Given instruction.
Identify every line in the records below that contains the word "Nights", and copy each of those lines.

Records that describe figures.
——————————

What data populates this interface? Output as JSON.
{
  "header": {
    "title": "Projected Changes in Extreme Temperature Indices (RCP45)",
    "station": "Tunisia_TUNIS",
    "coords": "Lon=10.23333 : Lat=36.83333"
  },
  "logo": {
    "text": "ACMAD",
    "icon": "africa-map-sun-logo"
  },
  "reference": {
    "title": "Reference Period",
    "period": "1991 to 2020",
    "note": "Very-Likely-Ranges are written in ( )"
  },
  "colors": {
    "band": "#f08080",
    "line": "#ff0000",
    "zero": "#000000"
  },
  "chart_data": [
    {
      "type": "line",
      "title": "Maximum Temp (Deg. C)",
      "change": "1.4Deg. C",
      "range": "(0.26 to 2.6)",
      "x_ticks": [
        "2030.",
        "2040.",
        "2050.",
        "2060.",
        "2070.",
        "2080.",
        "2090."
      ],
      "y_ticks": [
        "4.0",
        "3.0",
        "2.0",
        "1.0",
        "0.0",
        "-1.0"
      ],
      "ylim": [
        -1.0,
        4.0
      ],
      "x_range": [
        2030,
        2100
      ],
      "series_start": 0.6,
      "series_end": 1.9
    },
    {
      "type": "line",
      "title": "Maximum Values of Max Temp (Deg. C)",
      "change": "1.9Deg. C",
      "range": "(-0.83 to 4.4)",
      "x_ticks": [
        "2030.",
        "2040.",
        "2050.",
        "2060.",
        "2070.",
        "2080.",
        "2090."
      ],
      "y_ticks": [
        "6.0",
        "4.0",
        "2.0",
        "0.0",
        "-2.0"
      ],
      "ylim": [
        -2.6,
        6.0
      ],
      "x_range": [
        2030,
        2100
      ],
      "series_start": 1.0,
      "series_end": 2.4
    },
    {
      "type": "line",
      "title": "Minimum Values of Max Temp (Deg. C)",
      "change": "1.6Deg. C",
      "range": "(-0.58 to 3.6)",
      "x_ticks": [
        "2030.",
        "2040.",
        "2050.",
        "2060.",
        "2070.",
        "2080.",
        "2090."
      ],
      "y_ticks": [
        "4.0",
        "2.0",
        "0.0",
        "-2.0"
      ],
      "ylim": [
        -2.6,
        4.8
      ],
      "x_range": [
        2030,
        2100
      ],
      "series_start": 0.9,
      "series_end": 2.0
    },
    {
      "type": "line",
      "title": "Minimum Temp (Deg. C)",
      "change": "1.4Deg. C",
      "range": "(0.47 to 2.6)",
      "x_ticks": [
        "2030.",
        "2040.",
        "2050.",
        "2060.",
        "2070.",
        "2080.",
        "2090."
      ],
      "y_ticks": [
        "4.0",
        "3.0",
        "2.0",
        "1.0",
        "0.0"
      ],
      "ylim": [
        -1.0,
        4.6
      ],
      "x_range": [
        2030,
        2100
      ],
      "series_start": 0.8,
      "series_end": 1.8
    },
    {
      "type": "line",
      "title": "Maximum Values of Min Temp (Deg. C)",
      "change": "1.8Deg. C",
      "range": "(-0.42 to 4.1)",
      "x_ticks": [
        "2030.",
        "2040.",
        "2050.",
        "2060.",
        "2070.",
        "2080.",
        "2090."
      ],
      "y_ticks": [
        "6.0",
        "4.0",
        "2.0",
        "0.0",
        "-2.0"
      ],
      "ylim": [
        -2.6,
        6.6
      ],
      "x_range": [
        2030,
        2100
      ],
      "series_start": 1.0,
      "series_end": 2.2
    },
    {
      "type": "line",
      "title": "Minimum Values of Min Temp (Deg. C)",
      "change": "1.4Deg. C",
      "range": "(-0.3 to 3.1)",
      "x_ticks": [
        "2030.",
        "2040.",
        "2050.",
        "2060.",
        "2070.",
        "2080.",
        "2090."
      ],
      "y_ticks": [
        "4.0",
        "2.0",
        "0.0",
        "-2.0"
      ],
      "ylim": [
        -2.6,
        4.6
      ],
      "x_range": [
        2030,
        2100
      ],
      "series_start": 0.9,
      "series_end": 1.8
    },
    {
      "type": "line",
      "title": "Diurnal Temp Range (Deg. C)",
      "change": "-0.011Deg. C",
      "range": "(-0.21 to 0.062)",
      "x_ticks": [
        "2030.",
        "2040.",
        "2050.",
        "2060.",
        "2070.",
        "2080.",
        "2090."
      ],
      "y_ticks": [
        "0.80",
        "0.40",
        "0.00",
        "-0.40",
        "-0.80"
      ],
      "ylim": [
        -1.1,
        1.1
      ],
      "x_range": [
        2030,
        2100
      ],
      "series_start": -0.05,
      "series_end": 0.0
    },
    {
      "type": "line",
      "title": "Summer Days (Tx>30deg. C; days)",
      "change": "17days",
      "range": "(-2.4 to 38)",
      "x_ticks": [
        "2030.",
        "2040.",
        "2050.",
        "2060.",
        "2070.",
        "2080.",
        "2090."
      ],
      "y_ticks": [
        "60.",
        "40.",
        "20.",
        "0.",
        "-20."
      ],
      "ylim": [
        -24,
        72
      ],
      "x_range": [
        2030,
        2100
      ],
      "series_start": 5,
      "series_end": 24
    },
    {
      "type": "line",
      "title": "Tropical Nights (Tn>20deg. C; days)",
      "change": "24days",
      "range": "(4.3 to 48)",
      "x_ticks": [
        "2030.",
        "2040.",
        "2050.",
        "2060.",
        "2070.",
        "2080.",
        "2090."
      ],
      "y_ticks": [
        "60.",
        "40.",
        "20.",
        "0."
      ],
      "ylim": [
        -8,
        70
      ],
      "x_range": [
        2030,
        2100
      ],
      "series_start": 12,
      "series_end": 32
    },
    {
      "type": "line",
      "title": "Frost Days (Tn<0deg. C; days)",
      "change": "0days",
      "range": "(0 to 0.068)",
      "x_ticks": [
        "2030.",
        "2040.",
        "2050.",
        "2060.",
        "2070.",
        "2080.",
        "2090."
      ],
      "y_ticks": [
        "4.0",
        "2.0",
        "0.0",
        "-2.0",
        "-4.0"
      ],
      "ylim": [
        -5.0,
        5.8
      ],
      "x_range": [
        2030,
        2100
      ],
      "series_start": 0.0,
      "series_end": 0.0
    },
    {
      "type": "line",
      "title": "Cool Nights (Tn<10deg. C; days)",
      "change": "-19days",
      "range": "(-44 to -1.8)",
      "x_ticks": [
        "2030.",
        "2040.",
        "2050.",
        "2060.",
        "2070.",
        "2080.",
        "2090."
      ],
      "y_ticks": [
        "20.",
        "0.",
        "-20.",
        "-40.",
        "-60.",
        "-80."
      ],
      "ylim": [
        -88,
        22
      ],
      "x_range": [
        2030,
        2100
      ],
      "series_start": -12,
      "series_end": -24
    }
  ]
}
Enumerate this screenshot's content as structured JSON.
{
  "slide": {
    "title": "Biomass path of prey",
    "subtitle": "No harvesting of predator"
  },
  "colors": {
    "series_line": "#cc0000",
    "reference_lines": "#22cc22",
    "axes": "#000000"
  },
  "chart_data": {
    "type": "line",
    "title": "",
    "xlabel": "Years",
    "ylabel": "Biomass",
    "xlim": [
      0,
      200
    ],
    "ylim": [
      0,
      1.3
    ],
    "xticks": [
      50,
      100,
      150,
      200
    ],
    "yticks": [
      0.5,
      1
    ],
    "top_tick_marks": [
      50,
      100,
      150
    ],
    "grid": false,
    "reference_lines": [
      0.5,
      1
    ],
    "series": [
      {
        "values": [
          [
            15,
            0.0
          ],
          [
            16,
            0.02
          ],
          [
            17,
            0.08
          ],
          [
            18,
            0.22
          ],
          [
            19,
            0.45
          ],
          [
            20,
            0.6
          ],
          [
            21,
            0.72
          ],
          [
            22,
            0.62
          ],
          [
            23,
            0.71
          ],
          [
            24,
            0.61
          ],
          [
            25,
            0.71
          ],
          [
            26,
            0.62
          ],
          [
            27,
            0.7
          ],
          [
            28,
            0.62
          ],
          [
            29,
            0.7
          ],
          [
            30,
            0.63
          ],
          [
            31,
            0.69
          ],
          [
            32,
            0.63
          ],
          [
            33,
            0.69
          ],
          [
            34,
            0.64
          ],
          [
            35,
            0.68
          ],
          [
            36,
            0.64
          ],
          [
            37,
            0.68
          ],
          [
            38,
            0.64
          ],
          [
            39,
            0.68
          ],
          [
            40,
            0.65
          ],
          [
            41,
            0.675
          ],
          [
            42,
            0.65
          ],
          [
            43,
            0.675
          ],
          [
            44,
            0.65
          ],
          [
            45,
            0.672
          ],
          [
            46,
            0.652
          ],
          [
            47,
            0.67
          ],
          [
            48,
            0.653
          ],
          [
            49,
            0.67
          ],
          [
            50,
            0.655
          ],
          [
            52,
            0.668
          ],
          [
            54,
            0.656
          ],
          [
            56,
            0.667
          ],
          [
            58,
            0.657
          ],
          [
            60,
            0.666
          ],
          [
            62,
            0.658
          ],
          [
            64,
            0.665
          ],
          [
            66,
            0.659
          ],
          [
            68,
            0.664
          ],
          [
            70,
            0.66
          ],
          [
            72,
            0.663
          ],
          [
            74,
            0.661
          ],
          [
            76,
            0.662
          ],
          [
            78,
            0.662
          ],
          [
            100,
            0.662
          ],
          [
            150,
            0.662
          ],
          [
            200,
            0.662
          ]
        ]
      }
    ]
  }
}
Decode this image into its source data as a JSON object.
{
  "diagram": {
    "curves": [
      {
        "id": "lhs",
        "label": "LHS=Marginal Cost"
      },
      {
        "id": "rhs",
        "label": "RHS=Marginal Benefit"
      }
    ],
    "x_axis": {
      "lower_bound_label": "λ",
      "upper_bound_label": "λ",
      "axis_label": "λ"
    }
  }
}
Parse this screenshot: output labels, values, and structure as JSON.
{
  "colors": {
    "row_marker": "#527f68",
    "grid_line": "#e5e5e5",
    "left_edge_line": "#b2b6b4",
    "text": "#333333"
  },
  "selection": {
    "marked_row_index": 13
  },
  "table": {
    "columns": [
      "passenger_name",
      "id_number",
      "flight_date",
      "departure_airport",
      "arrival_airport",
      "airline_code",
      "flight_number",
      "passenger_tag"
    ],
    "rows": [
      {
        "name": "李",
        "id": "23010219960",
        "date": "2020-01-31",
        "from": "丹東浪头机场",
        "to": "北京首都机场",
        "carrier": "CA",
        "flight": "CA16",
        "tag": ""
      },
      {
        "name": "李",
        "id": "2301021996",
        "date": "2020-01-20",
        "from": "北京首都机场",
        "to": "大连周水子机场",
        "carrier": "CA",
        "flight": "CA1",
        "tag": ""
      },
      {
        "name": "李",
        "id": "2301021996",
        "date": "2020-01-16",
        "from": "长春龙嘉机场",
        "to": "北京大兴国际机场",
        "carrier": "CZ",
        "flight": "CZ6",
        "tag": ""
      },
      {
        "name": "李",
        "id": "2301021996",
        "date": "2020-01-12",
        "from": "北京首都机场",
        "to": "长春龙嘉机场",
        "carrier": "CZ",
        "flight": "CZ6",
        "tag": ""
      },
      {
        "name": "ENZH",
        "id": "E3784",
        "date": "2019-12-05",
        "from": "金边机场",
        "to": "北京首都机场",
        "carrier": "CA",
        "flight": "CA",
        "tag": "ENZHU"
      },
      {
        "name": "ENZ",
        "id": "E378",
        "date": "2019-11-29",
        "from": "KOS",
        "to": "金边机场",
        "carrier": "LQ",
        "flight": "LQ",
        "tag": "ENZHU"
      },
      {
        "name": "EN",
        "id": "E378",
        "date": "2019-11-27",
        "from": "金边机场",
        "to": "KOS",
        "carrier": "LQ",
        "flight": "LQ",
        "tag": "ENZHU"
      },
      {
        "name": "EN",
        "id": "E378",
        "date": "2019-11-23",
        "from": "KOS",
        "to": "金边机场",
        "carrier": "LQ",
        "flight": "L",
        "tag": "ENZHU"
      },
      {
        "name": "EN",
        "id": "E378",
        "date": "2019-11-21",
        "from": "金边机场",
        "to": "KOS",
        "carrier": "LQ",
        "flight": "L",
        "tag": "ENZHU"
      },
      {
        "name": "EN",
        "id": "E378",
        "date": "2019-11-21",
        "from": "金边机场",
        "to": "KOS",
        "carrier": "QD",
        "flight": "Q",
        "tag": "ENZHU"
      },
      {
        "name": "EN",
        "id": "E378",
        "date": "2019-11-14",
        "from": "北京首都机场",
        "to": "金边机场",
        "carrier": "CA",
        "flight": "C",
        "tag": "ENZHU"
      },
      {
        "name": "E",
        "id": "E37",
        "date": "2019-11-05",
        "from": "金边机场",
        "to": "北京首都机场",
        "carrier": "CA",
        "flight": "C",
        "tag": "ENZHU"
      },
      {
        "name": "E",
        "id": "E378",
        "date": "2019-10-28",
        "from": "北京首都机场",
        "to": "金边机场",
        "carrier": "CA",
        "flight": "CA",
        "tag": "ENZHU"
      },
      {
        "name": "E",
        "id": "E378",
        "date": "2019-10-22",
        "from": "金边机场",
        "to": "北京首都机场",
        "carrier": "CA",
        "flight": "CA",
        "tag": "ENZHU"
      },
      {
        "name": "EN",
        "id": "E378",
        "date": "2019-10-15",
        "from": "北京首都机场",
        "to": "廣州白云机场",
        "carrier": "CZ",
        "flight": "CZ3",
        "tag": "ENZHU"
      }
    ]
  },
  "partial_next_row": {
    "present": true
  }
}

——————————

The solution.
      "title": "Tropical Nights (Tn>20deg. C; days)",
      "title": "Cool Nights (Tn<10deg. C; days)",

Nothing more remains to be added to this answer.